Data for the task |
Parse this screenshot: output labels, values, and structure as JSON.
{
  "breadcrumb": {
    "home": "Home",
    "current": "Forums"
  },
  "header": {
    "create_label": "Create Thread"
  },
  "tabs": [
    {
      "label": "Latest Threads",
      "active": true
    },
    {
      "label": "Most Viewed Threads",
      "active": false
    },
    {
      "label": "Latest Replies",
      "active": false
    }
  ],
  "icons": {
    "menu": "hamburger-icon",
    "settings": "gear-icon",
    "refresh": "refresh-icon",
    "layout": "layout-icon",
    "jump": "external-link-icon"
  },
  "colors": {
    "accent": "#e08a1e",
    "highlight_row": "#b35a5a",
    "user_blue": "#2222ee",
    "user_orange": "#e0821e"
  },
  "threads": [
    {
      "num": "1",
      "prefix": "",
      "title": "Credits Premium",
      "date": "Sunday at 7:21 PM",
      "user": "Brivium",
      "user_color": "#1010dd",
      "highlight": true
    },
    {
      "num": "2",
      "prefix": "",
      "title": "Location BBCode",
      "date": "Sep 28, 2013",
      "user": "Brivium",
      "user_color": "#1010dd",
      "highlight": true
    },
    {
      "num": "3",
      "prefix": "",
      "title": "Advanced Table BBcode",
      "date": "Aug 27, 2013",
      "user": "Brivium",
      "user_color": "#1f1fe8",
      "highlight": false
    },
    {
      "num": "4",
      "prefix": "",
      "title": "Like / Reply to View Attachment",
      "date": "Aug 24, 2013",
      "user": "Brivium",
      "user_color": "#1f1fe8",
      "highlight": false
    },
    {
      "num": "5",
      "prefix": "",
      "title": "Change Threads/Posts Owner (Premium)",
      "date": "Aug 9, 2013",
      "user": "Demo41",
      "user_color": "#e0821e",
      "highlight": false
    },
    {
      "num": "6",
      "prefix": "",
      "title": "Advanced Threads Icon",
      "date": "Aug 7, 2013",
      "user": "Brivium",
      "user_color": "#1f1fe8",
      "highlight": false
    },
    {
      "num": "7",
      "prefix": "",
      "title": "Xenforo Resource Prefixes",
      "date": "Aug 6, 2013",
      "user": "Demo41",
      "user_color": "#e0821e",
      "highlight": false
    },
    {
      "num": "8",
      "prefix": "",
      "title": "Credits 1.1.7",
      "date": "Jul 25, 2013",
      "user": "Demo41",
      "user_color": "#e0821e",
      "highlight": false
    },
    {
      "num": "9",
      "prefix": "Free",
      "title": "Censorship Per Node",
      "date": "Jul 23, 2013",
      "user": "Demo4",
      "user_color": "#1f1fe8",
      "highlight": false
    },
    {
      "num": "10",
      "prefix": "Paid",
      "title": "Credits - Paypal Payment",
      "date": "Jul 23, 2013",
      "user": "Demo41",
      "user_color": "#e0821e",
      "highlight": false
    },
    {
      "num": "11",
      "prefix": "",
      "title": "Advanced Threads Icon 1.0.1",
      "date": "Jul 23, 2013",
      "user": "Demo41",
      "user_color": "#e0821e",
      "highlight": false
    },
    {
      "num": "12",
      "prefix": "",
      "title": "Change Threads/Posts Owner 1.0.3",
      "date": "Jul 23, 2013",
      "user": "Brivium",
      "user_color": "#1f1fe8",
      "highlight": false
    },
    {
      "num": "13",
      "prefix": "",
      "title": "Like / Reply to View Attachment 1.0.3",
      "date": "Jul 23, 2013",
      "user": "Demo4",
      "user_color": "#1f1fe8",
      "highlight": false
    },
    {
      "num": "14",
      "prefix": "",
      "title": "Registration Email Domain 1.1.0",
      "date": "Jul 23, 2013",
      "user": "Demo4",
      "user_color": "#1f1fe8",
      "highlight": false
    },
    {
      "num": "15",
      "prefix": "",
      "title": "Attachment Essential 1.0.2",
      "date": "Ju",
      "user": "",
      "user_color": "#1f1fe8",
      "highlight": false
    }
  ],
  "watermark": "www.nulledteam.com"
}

--

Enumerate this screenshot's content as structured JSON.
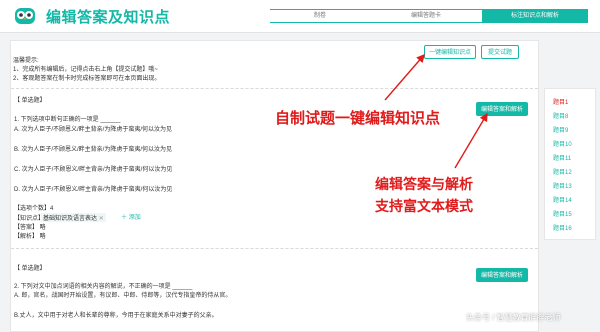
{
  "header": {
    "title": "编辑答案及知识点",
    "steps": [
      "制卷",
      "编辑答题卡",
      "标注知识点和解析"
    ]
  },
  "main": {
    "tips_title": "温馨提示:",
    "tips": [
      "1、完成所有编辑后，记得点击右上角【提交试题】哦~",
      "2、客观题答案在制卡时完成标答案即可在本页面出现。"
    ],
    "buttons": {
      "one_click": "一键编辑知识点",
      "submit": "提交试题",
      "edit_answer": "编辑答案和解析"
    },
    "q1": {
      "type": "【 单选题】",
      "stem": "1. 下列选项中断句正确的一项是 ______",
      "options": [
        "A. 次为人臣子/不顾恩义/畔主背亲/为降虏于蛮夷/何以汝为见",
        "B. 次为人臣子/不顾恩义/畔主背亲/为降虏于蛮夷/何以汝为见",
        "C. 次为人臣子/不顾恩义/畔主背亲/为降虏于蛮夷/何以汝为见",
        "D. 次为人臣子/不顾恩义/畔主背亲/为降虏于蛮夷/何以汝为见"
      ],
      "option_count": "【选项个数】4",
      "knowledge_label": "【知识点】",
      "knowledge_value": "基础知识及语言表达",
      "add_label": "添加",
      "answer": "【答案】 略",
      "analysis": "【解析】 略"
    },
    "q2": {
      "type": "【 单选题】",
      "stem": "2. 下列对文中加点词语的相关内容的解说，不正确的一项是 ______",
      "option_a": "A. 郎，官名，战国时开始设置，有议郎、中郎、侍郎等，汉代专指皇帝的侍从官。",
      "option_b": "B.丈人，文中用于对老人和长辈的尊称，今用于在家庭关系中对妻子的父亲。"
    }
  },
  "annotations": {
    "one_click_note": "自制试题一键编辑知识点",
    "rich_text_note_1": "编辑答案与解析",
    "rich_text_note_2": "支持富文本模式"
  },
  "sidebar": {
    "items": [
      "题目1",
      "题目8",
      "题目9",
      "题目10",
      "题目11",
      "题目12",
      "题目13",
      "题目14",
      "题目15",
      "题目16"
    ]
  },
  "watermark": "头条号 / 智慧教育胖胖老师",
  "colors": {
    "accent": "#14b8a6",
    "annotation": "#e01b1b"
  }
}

Problem to solve |
Work out how many lines in the entries hold the string "stem". Your answer should consist solely of that number.

Solution for this exercise |
2